**Dataset rows:**

** Begin **

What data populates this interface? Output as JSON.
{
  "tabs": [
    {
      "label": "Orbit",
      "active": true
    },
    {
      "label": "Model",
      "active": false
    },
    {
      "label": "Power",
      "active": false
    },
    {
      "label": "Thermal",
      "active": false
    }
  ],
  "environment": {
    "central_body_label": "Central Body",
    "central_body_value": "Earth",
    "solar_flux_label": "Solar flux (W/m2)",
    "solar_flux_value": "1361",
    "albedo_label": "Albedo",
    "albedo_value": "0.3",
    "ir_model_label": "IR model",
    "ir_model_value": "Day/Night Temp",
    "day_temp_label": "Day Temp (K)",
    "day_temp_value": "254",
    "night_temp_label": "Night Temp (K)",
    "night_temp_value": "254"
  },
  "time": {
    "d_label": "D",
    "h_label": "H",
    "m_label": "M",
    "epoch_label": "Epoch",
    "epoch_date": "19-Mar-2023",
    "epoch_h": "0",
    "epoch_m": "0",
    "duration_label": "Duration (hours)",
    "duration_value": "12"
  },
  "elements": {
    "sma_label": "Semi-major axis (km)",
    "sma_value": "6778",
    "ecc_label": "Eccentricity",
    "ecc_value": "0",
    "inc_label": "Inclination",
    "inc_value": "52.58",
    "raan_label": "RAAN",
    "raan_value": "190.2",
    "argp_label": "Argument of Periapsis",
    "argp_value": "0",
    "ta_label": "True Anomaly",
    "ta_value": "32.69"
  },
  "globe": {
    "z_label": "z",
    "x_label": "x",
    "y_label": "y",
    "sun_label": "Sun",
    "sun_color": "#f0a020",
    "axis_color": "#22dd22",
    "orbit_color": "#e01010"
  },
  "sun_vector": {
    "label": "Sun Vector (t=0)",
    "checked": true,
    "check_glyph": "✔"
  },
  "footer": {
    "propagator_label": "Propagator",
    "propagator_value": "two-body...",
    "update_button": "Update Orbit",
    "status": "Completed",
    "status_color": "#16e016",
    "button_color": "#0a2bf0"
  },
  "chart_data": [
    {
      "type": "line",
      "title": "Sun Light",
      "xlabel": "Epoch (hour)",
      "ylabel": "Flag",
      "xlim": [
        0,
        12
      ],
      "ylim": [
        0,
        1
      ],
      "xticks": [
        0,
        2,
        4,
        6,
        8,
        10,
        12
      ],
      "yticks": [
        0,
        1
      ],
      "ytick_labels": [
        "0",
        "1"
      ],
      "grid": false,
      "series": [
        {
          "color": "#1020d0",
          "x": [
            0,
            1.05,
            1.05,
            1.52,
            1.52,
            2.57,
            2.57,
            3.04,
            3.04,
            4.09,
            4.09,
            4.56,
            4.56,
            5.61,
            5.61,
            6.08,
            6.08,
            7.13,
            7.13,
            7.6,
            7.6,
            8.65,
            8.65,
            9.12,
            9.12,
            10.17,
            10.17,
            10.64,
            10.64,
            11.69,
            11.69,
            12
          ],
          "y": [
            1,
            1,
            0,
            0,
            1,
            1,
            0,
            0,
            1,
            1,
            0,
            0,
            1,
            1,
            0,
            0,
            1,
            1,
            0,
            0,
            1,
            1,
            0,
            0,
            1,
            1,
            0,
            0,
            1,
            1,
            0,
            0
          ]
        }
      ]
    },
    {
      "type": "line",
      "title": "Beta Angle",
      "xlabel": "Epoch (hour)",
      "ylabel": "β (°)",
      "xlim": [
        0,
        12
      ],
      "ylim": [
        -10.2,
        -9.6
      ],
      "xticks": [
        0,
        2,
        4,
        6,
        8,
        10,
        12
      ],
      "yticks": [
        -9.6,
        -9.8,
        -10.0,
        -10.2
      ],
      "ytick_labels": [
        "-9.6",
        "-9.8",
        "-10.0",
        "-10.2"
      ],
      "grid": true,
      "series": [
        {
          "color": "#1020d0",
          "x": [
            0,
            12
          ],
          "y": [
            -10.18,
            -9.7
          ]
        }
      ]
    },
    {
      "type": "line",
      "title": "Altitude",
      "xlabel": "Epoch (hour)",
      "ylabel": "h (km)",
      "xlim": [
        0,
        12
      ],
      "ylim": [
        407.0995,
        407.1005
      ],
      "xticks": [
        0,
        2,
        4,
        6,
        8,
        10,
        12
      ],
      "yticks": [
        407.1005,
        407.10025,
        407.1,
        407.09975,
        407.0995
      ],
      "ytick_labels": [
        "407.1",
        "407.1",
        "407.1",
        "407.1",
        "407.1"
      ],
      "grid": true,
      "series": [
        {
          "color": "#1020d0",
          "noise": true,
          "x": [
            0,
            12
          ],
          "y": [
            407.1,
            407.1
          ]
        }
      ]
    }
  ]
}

** End **

**Written exercise:**
Your task is to repeat the data exactly, with nothing left out.

**Correct result:**
What data populates this interface? Output as JSON.
{
  "tabs": [
    {
      "label": "Orbit",
      "active": true
    },
    {
      "label": "Model",
      "active": false
    },
    {
      "label": "Power",
      "active": false
    },
    {
      "label": "Thermal",
      "active": false
    }
  ],
  "environment": {
    "central_body_label": "Central Body",
    "central_body_value": "Earth",
    "solar_flux_label": "Solar flux (W/m2)",
    "solar_flux_value": "1361",
    "albedo_label": "Albedo",
    "albedo_value": "0.3",
    "ir_model_label": "IR model",
    "ir_model_value": "Day/Night Temp",
    "day_temp_label": "Day Temp (K)",
    "day_temp_value": "254",
    "night_temp_label": "Night Temp (K)",
    "night_temp_value": "254"
  },
  "time": {
    "d_label": "D",
    "h_label": "H",
    "m_label": "M",
    "epoch_label": "Epoch",
    "epoch_date": "19-Mar-2023",
    "epoch_h": "0",
    "epoch_m": "0",
    "duration_label": "Duration (hours)",
    "duration_value": "12"
  },
  "elements": {
    "sma_label": "Semi-major axis (km)",
    "sma_value": "6778",
    "ecc_label": "Eccentricity",
    "ecc_value": "0",
    "inc_label": "Inclination",
    "inc_value": "52.58",
    "raan_label": "RAAN",
    "raan_value": "190.2",
    "argp_label": "Argument of Periapsis",
    "argp_value": "0",
    "ta_label": "True Anomaly",
    "ta_value": "32.69"
  },
  "globe": {
    "z_label": "z",
    "x_label": "x",
    "y_label": "y",
    "sun_label": "Sun",
    "sun_color": "#f0a020",
    "axis_color": "#22dd22",
    "orbit_color": "#e01010"
  },
  "sun_vector": {
    "label": "Sun Vector (t=0)",
    "checked": true,
    "check_glyph": "✔"
  },
  "footer": {
    "propagator_label": "Propagator",
    "propagator_value": "two-body...",
    "update_button": "Update Orbit",
    "status": "Completed",
    "status_color": "#16e016",
    "button_color": "#0a2bf0"
  },
  "chart_data": [
    {
      "type": "line",
      "title": "Sun Light",
      "xlabel": "Epoch (hour)",
      "ylabel": "Flag",
      "xlim": [
        0,
        12
      ],
      "ylim": [
        0,
        1
      ],
      "xticks": [
        0,
        2,
        4,
        6,
        8,
        10,
        12
      ],
      "yticks": [
        0,
        1
      ],
      "ytick_labels": [
        "0",
        "1"
      ],
      "grid": false,
      "series": [
        {
          "color": "#1020d0",
          "x": [
            0,
            1.05,
            1.05,
            1.52,
            1.52,
            2.57,
            2.57,
            3.04,
            3.04,
            4.09,
            4.09,
            4.56,
            4.56,
            5.61,
            5.61,
            6.08,
            6.08,
            7.13,
            7.13,
            7.6,
            7.6,
            8.65,
            8.65,
            9.12,
            9.12,
            10.17,
            10.17,
            10.64,
            10.64,
            11.69,
            11.69,
            12
          ],
          "y": [
            1,
            1,
            0,
            0,
            1,
            1,
            0,
            0,
            1,
            1,
            0,
            0,
            1,
            1,
            0,
            0,
            1,
            1,
            0,
            0,
            1,
            1,
            0,
            0,
            1,
            1,
            0,
            0,
            1,
            1,
            0,
            0
          ]
        }
      ]
    },
    {
      "type": "line",
      "title": "Beta Angle",
      "xlabel": "Epoch (hour)",
      "ylabel": "β (°)",
      "xlim": [
        0,
        12
      ],
      "ylim": [
        -10.2,
        -9.6
      ],
      "xticks": [
        0,
        2,
        4,
        6,
        8,
        10,
        12
      ],
      "yticks": [
        -9.6,
        -9.8,
        -10.0,
        -10.2
      ],
      "ytick_labels": [
        "-9.6",
        "-9.8",
        "-10.0",
        "-10.2"
      ],
      "grid": true,
      "series": [
        {
          "color": "#1020d0",
          "x": [
            0,
            12
          ],
          "y": [
            -10.18,
            -9.7
          ]
        }
      ]
    },
    {
      "type": "line",
      "title": "Altitude",
      "xlabel": "Epoch (hour)",
      "ylabel": "h (km)",
      "xlim": [
        0,
        12
      ],
      "ylim": [
        407.0995,
        407.1005
      ],
      "xticks": [
        0,
        2,
        4,
        6,
        8,
        10,
        12
      ],
      "yticks": [
        407.1005,
        407.10025,
        407.1,
        407.09975,
        407.0995
      ],
      "ytick_labels": [
        "407.1",
        "407.1",
        "407.1",
        "407.1",
        "407.1"
      ],
      "grid": true,
      "series": [
        {
          "color": "#1020d0",
          "noise": true,
          "x": [
            0,
            12
          ],
          "y": [
            407.1,
            407.1
          ]
        }
      ]
    }
  ]
}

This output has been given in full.